[Excerpts from a figure dataset]
▬▬▬

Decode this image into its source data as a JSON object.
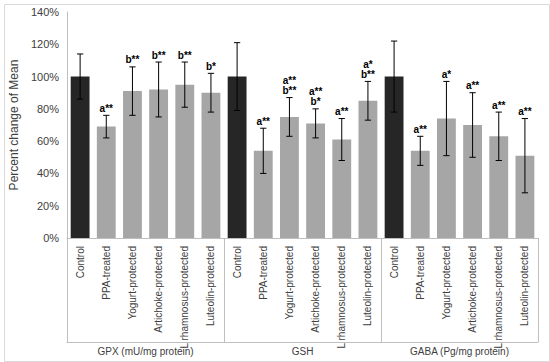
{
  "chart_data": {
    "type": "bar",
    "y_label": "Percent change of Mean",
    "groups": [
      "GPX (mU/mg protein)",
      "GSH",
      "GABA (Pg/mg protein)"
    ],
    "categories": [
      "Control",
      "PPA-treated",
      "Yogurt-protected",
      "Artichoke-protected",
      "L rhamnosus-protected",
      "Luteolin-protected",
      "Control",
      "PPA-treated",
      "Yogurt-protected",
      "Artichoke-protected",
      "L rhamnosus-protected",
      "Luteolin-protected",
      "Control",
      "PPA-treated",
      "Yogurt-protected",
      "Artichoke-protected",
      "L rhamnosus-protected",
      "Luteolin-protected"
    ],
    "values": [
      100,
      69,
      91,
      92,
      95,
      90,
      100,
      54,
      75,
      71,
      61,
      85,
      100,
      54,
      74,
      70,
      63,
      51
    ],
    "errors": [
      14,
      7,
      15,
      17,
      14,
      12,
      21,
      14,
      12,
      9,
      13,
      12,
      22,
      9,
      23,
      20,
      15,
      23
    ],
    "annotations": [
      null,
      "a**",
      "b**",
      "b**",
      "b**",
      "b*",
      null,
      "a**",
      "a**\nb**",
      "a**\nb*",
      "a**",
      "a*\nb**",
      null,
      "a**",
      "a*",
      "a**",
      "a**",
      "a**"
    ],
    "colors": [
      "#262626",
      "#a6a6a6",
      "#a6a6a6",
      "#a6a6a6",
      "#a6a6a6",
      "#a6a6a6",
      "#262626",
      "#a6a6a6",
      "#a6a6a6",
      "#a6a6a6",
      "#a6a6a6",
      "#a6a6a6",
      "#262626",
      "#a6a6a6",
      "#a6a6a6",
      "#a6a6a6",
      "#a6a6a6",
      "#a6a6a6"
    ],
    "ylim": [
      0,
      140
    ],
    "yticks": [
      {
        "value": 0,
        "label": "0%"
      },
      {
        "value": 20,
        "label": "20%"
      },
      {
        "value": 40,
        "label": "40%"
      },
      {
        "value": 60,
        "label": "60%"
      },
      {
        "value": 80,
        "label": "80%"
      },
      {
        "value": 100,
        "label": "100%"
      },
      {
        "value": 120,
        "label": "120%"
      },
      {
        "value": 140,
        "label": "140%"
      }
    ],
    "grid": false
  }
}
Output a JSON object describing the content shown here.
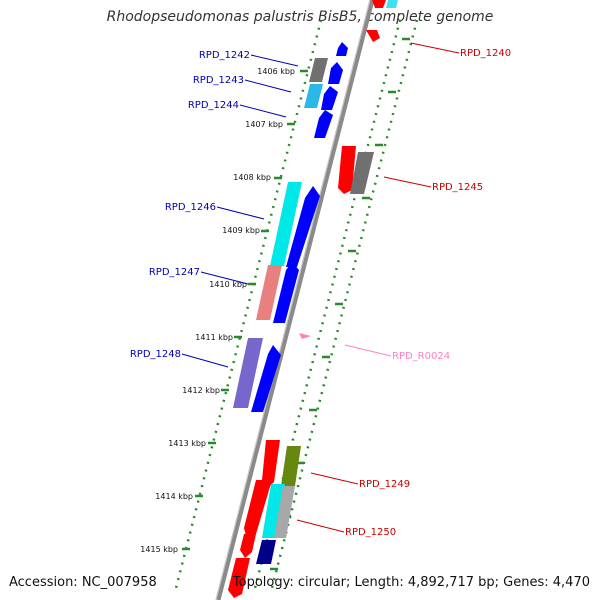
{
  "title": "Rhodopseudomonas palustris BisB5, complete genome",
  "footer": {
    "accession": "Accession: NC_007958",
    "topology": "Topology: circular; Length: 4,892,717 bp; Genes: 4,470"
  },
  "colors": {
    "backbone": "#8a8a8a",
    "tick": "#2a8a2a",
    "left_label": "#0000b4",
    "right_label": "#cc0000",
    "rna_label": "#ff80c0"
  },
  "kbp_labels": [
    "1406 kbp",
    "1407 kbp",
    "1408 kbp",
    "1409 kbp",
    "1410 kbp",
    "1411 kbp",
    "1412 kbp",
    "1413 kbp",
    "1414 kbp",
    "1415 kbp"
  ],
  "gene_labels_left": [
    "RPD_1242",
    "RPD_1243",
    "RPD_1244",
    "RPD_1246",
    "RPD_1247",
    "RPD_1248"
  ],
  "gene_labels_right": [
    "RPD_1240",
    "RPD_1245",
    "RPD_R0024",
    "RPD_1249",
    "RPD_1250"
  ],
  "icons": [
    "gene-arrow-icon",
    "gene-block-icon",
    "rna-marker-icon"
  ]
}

▬▬▬

*Exercise requirements*
Whenever a line in the data holds "JSON", copy that line.

*Solved exercise*
Decode this image into its source data as a JSON object.
Output a JSON object describing the content shown here.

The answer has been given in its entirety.